• Written problem:
List all the lines in these records that hold "text".

**** Material for this task ****

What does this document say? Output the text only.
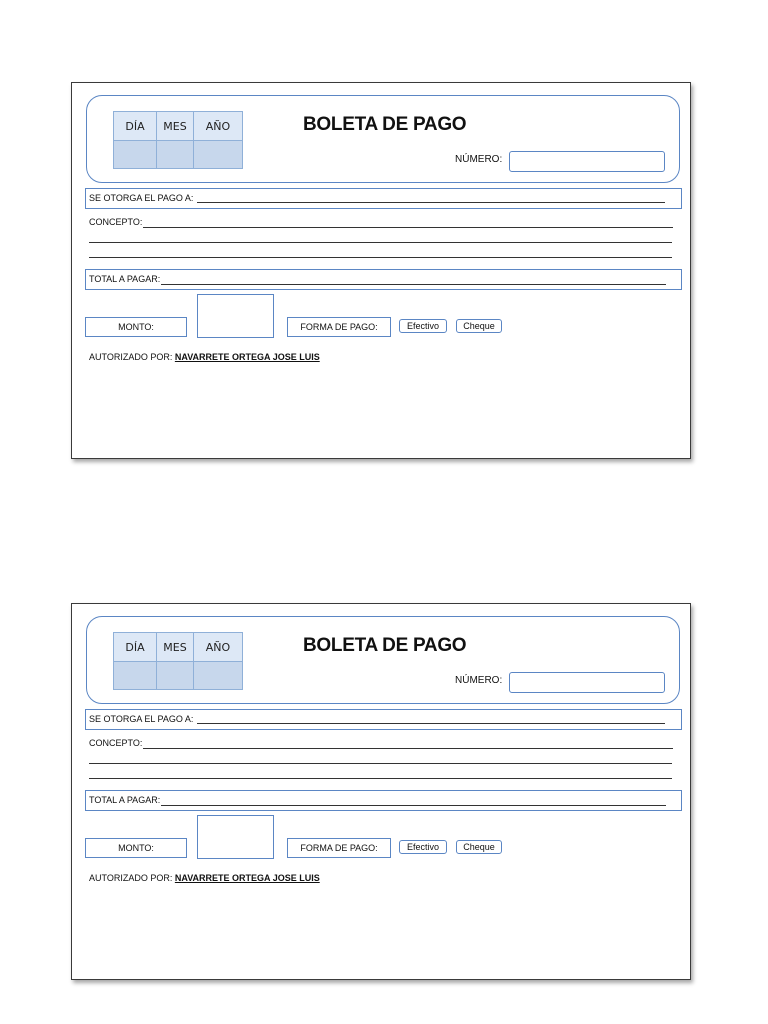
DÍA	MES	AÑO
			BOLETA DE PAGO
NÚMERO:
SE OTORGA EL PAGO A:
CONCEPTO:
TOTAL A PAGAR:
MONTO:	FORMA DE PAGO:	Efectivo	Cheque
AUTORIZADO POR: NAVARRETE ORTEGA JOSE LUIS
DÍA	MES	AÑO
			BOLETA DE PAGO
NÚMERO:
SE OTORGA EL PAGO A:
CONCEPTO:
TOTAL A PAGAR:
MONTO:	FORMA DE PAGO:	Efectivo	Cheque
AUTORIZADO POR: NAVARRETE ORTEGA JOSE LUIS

****
**** Material for this task ****

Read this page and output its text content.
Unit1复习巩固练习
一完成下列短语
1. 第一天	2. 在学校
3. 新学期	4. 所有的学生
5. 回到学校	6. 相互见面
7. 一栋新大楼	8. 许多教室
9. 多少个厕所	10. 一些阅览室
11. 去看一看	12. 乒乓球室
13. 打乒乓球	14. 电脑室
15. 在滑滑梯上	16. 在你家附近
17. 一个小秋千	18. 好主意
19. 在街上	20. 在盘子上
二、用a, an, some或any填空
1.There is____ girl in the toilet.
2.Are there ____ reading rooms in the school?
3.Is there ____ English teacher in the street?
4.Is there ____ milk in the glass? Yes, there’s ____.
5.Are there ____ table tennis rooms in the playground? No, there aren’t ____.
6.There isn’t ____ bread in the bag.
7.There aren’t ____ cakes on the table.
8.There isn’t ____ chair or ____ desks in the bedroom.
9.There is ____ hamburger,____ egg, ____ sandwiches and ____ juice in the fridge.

****
**** Material for this task ****

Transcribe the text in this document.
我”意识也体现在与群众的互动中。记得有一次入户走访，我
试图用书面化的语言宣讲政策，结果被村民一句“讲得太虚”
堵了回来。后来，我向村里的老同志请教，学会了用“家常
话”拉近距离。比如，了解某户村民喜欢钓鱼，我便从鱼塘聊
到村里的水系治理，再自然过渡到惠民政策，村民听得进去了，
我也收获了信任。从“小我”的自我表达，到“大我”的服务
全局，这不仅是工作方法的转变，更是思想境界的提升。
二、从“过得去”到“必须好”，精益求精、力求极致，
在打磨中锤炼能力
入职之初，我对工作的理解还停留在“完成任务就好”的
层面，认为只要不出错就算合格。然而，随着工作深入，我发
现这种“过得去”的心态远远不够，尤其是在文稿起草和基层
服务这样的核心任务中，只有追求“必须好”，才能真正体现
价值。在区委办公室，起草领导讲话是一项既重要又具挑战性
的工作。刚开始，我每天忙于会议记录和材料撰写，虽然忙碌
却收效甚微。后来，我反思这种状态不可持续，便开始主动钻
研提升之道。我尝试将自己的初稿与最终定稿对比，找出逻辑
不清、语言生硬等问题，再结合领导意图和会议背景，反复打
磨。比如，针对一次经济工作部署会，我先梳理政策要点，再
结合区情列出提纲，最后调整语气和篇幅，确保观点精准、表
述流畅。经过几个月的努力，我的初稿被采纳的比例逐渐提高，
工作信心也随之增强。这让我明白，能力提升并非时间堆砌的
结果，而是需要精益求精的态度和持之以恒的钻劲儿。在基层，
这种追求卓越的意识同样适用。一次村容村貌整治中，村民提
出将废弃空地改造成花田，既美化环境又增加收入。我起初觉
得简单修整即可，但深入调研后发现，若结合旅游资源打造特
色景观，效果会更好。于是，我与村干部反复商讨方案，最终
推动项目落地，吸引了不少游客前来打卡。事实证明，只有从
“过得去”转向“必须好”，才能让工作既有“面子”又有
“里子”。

****

• Result of the exercise:
What does this document say? Output the text only.
Read this page and output its text content.
Transcribe the text in this document.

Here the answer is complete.